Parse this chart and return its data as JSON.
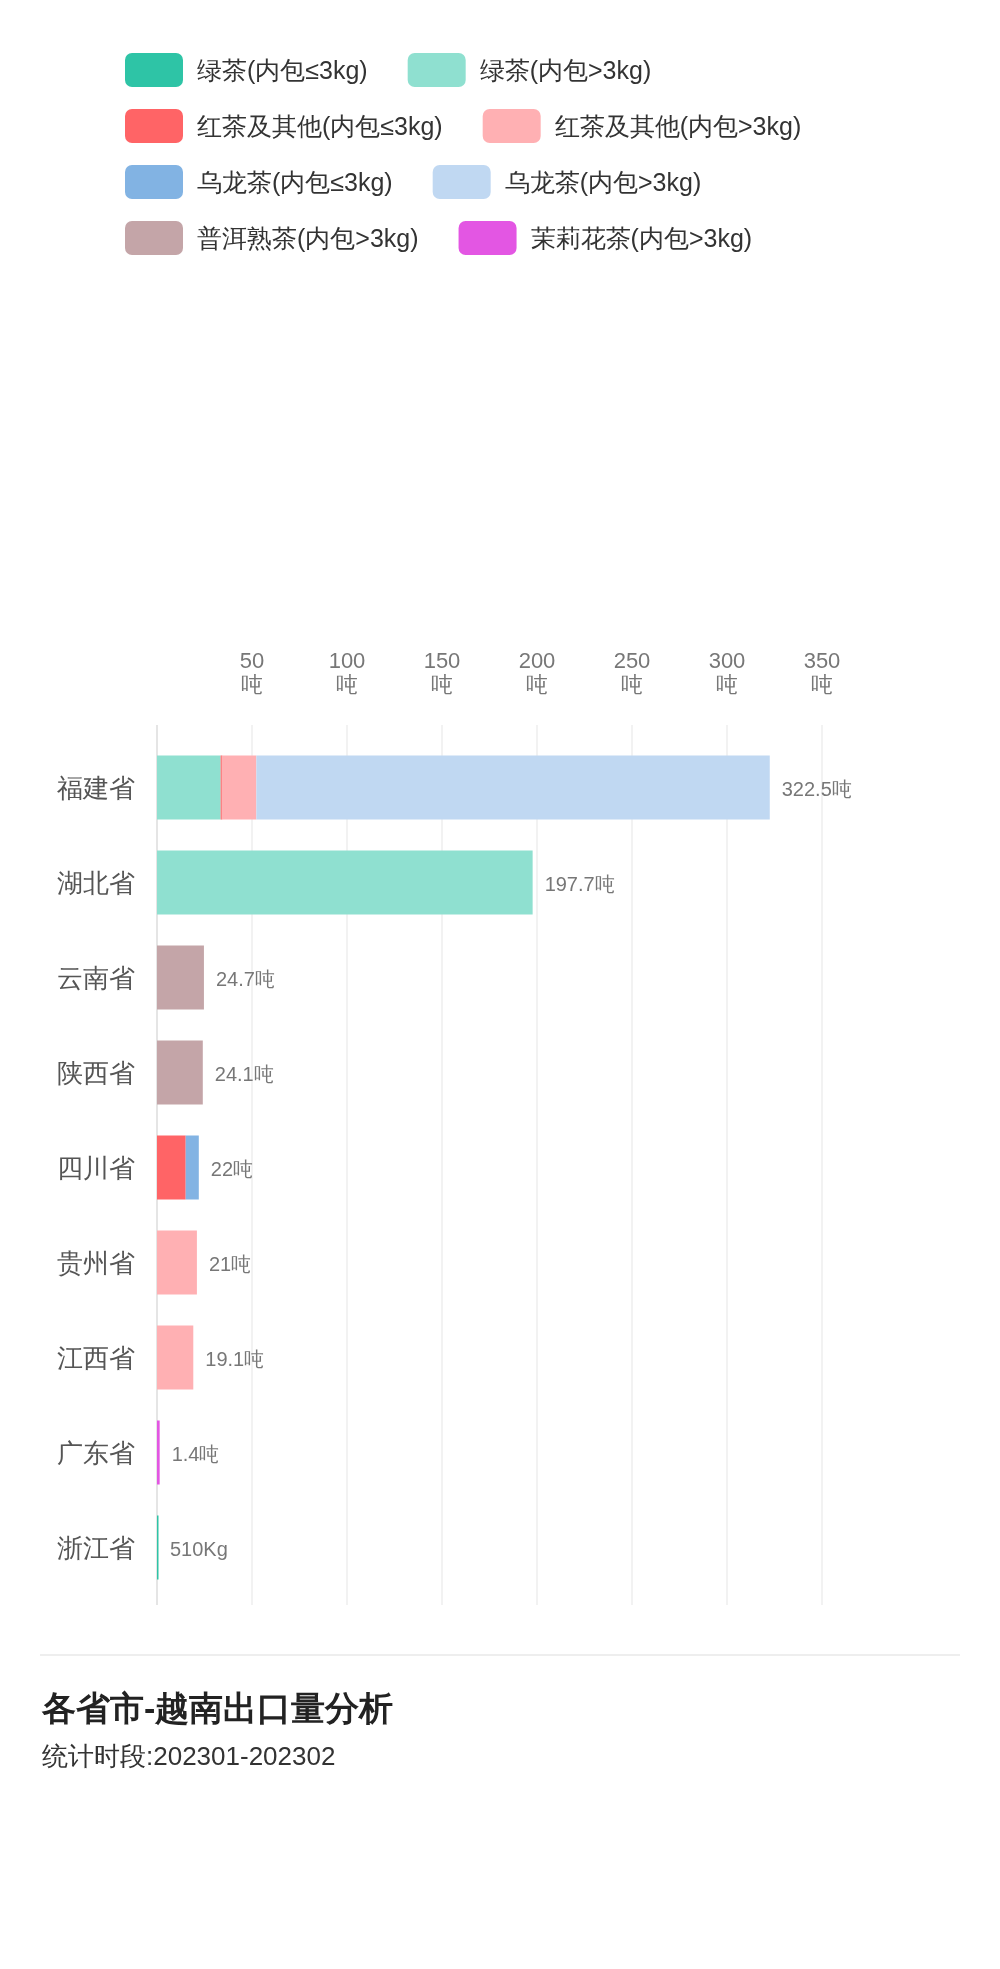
{
  "chart_data": {
    "type": "bar",
    "orientation": "horizontal",
    "stacked": true,
    "title": "各省市-越南出口量分析",
    "subtitle": "统计时段:202301-202302",
    "categories": [
      "福建省",
      "湖北省",
      "云南省",
      "陕西省",
      "四川省",
      "贵州省",
      "江西省",
      "广东省",
      "浙江省"
    ],
    "series": [
      {
        "name": "绿茶(内包≤3kg)",
        "color": "#2ec4a6",
        "values": [
          null,
          null,
          null,
          null,
          null,
          null,
          null,
          null,
          0.51
        ]
      },
      {
        "name": "绿茶(内包>3kg)",
        "color": "#8fe0d0",
        "values": [
          33.5,
          197.7,
          null,
          null,
          null,
          null,
          null,
          null,
          null
        ]
      },
      {
        "name": "红茶及其他(内包≤3kg)",
        "color": "#ff6466",
        "values": [
          0.5,
          null,
          null,
          null,
          15.1,
          null,
          null,
          null,
          null
        ]
      },
      {
        "name": "红茶及其他(内包>3kg)",
        "color": "#ffb0b3",
        "values": [
          18.3,
          null,
          null,
          null,
          null,
          21,
          19.1,
          null,
          null
        ]
      },
      {
        "name": "乌龙茶(内包≤3kg)",
        "color": "#82b3e3",
        "values": [
          null,
          null,
          null,
          null,
          6.9,
          null,
          null,
          null,
          null
        ]
      },
      {
        "name": "乌龙茶(内包>3kg)",
        "color": "#c0d8f2",
        "values": [
          270.2,
          null,
          null,
          null,
          null,
          null,
          null,
          null,
          null
        ]
      },
      {
        "name": "普洱熟茶(内包>3kg)",
        "color": "#c4a5a8",
        "values": [
          null,
          null,
          24.7,
          24.1,
          null,
          null,
          null,
          null,
          null
        ]
      },
      {
        "name": "茉莉花茶(内包>3kg)",
        "color": "#e356e3",
        "values": [
          null,
          null,
          null,
          null,
          null,
          null,
          null,
          1.4,
          null
        ]
      }
    ],
    "totals": [
      "322.5吨",
      "197.7吨",
      "24.7吨",
      "24.1吨",
      "22吨",
      "21吨",
      "19.1吨",
      "1.4吨",
      "510Kg"
    ],
    "xlim": [
      0,
      350
    ],
    "xticks": [
      {
        "value": 50,
        "label": "50\n吨"
      },
      {
        "value": 100,
        "label": "100\n吨"
      },
      {
        "value": 150,
        "label": "150\n吨"
      },
      {
        "value": 200,
        "label": "200\n吨"
      },
      {
        "value": 250,
        "label": "250\n吨"
      },
      {
        "value": 300,
        "label": "300\n吨"
      },
      {
        "value": 350,
        "label": "350\n吨"
      }
    ],
    "grid": "x",
    "legend": "top"
  }
}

###

• _The problem_: Look back over the material above and state how many lines hold the word "color". Write the number and nothing else.

• _Task solution_: 8